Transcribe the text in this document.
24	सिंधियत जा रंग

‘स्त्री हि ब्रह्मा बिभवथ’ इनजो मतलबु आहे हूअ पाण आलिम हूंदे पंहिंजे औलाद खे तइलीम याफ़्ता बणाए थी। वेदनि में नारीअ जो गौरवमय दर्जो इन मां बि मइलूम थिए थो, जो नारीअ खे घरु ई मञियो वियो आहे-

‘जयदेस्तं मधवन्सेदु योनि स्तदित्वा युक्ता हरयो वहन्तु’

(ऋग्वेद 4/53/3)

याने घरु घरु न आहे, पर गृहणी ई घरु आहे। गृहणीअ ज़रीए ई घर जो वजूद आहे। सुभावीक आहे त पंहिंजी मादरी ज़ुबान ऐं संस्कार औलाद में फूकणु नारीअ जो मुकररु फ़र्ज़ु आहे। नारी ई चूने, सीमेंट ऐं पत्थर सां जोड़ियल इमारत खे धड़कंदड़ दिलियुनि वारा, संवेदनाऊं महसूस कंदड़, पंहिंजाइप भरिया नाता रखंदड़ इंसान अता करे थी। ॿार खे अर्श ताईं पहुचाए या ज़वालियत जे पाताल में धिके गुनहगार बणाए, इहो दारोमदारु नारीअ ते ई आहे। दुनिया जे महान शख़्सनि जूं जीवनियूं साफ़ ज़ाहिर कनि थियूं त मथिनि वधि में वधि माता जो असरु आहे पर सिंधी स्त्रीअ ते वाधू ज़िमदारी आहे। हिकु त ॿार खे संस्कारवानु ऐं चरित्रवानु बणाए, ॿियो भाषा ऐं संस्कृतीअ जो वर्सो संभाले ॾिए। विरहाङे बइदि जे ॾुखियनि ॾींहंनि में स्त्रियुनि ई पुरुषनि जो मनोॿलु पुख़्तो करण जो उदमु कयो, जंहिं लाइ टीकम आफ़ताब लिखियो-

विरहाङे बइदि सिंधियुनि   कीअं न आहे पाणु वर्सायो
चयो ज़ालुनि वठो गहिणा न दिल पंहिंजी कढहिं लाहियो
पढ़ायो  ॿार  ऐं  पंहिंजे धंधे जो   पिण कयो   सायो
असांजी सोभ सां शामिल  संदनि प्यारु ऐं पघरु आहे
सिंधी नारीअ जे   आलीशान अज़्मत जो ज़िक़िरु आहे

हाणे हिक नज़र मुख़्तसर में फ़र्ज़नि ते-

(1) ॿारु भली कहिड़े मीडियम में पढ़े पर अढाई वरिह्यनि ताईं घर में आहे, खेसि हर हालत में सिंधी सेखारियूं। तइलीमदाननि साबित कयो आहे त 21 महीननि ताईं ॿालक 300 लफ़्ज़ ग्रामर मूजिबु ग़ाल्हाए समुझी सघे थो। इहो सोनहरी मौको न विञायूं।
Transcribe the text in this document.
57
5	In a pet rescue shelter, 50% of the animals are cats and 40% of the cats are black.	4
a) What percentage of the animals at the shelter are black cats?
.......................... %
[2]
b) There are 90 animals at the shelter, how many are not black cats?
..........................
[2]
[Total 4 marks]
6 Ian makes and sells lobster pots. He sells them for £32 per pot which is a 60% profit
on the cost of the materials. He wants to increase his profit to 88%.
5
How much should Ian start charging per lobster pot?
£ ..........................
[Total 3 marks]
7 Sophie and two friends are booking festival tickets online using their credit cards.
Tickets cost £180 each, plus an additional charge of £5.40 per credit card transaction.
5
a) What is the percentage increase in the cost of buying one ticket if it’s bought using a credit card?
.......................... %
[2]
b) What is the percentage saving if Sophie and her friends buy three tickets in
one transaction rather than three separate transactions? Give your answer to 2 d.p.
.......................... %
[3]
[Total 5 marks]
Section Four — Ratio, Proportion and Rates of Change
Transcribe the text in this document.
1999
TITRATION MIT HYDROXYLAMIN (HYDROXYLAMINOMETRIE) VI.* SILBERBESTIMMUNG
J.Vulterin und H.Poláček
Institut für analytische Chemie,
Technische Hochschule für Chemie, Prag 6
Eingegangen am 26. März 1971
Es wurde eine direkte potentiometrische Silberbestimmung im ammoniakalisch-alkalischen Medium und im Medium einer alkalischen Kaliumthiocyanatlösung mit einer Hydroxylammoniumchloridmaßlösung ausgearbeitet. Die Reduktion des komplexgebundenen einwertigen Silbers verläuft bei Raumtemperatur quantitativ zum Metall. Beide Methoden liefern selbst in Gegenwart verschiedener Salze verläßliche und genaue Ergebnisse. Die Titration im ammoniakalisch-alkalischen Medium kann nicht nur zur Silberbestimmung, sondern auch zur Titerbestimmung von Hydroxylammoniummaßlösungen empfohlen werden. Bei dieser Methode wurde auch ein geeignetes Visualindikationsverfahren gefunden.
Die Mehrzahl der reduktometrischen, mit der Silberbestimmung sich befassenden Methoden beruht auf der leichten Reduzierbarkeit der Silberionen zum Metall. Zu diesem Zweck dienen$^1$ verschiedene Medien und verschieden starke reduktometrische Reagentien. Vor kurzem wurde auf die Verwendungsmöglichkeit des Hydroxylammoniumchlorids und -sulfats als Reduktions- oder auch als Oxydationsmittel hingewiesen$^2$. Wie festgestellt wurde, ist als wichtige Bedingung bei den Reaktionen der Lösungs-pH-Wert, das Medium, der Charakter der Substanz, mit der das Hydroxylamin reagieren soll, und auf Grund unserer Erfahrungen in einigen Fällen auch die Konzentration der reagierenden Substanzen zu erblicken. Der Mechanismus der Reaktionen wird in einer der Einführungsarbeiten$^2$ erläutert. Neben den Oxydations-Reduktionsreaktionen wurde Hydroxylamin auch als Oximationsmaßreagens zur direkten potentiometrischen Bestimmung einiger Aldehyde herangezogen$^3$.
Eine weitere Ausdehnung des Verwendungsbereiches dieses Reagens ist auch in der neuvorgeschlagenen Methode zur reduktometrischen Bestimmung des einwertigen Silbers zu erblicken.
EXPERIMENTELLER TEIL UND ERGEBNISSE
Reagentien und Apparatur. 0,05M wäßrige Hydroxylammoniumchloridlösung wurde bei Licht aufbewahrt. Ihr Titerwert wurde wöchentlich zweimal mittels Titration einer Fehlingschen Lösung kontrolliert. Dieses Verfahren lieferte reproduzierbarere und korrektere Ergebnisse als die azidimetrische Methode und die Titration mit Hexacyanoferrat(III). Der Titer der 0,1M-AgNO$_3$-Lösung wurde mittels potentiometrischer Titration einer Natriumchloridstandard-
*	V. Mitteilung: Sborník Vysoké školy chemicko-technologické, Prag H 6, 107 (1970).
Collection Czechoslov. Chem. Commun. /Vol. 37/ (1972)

= = =

▶ **YOUR GOAL**
Please return the data above exactly as given.

▶ **RESULT**
Transcribe the text in this document.
24	सिंधियत जा रंग

‘स्त्री हि ब्रह्मा बिभवथ’ इनजो मतलबु आहे हूअ पाण आलिम हूंदे पंहिंजे औलाद खे तइलीम याफ़्ता बणाए थी। वेदनि में नारीअ जो गौरवमय दर्जो इन मां बि मइलूम थिए थो, जो नारीअ खे घरु ई मञियो वियो आहे-

‘जयदेस्तं मधवन्सेदु योनि स्तदित्वा युक्ता हरयो वहन्तु’

(ऋग्वेद 4/53/3)

याने घरु घरु न आहे, पर गृहणी ई घरु आहे। गृहणीअ ज़रीए ई घर जो वजूद आहे। सुभावीक आहे त पंहिंजी मादरी ज़ुबान ऐं संस्कार औलाद में फूकणु नारीअ जो मुकररु फ़र्ज़ु आहे। नारी ई चूने, सीमेंट ऐं पत्थर सां जोड़ियल इमारत खे धड़कंदड़ दिलियुनि वारा, संवेदनाऊं महसूस कंदड़, पंहिंजाइप भरिया नाता रखंदड़ इंसान अता करे थी। ॿार खे अर्श ताईं पहुचाए या ज़वालियत जे पाताल में धिके गुनहगार बणाए, इहो दारोमदारु नारीअ ते ई आहे। दुनिया जे महान शख़्सनि जूं जीवनियूं साफ़ ज़ाहिर कनि थियूं त मथिनि वधि में वधि माता जो असरु आहे पर सिंधी स्त्रीअ ते वाधू ज़िमदारी आहे। हिकु त ॿार खे संस्कारवानु ऐं चरित्रवानु बणाए, ॿियो भाषा ऐं संस्कृतीअ जो वर्सो संभाले ॾिए। विरहाङे बइदि जे ॾुखियनि ॾींहंनि में स्त्रियुनि ई पुरुषनि जो मनोॿलु पुख़्तो करण जो उदमु कयो, जंहिं लाइ टीकम आफ़ताब लिखियो-

विरहाङे बइदि सिंधियुनि   कीअं न आहे पाणु वर्सायो
चयो ज़ालुनि वठो गहिणा न दिल पंहिंजी कढहिं लाहियो
पढ़ायो  ॿार  ऐं  पंहिंजे धंधे जो   पिण कयो   सायो
असांजी सोभ सां शामिल  संदनि प्यारु ऐं पघरु आहे
सिंधी नारीअ जे   आलीशान अज़्मत जो ज़िक़िरु आहे

हाणे हिक नज़र मुख़्तसर में फ़र्ज़नि ते-

(1) ॿारु भली कहिड़े मीडियम में पढ़े पर अढाई वरिह्यनि ताईं घर में आहे, खेसि हर हालत में सिंधी सेखारियूं। तइलीमदाननि साबित कयो आहे त 21 महीननि ताईं ॿालक 300 लफ़्ज़ ग्रामर मूजिबु ग़ाल्हाए समुझी सघे थो। इहो सोनहरी मौको न विञायूं।
Transcribe the text in this document.
57
5	In a pet rescue shelter, 50% of the animals are cats and 40% of the cats are black.	4
a) What percentage of the animals at the shelter are black cats?
.......................... %
[2]
b) There are 90 animals at the shelter, how many are not black cats?
..........................
[2]
[Total 4 marks]
6 Ian makes and sells lobster pots. He sells them for £32 per pot which is a 60% profit
on the cost of the materials. He wants to increase his profit to 88%.
5
How much should Ian start charging per lobster pot?
£ ..........................
[Total 3 marks]
7 Sophie and two friends are booking festival tickets online using their credit cards.
Tickets cost £180 each, plus an additional charge of £5.40 per credit card transaction.
5
a) What is the percentage increase in the cost of buying one ticket if it’s bought using a credit card?
.......................... %
[2]
b) What is the percentage saving if Sophie and her friends buy three tickets in
one transaction rather than three separate transactions? Give your answer to 2 d.p.
.......................... %
[3]
[Total 5 marks]
Section Four — Ratio, Proportion and Rates of Change
Transcribe the text in this document.
1999
TITRATION MIT HYDROXYLAMIN (HYDROXYLAMINOMETRIE) VI.* SILBERBESTIMMUNG
J.Vulterin und H.Poláček
Institut für analytische Chemie,
Technische Hochschule für Chemie, Prag 6
Eingegangen am 26. März 1971
Es wurde eine direkte potentiometrische Silberbestimmung im ammoniakalisch-alkalischen Medium und im Medium einer alkalischen Kaliumthiocyanatlösung mit einer Hydroxylammoniumchloridmaßlösung ausgearbeitet. Die Reduktion des komplexgebundenen einwertigen Silbers verläuft bei Raumtemperatur quantitativ zum Metall. Beide Methoden liefern selbst in Gegenwart verschiedener Salze verläßliche und genaue Ergebnisse. Die Titration im ammoniakalisch-alkalischen Medium kann nicht nur zur Silberbestimmung, sondern auch zur Titerbestimmung von Hydroxylammoniummaßlösungen empfohlen werden. Bei dieser Methode wurde auch ein geeignetes Visualindikationsverfahren gefunden.
Die Mehrzahl der reduktometrischen, mit der Silberbestimmung sich befassenden Methoden beruht auf der leichten Reduzierbarkeit der Silberionen zum Metall. Zu diesem Zweck dienen$^1$ verschiedene Medien und verschieden starke reduktometrische Reagentien. Vor kurzem wurde auf die Verwendungsmöglichkeit des Hydroxylammoniumchlorids und -sulfats als Reduktions- oder auch als Oxydationsmittel hingewiesen$^2$. Wie festgestellt wurde, ist als wichtige Bedingung bei den Reaktionen der Lösungs-pH-Wert, das Medium, der Charakter der Substanz, mit der das Hydroxylamin reagieren soll, und auf Grund unserer Erfahrungen in einigen Fällen auch die Konzentration der reagierenden Substanzen zu erblicken. Der Mechanismus der Reaktionen wird in einer der Einführungsarbeiten$^2$ erläutert. Neben den Oxydations-Reduktionsreaktionen wurde Hydroxylamin auch als Oximationsmaßreagens zur direkten potentiometrischen Bestimmung einiger Aldehyde herangezogen$^3$.
Eine weitere Ausdehnung des Verwendungsbereiches dieses Reagens ist auch in der neuvorgeschlagenen Methode zur reduktometrischen Bestimmung des einwertigen Silbers zu erblicken.
EXPERIMENTELLER TEIL UND ERGEBNISSE
Reagentien und Apparatur. 0,05M wäßrige Hydroxylammoniumchloridlösung wurde bei Licht aufbewahrt. Ihr Titerwert wurde wöchentlich zweimal mittels Titration einer Fehlingschen Lösung kontrolliert. Dieses Verfahren lieferte reproduzierbarere und korrektere Ergebnisse als die azidimetrische Methode und die Titration mit Hexacyanoferrat(III). Der Titer der 0,1M-AgNO$_3$-Lösung wurde mittels potentiometrischer Titration einer Natriumchloridstandard-
*	V. Mitteilung: Sborník Vysoké školy chemicko-technologické, Prag H 6, 107 (1970).
Collection Czechoslov. Chem. Commun. /Vol. 37/ (1972)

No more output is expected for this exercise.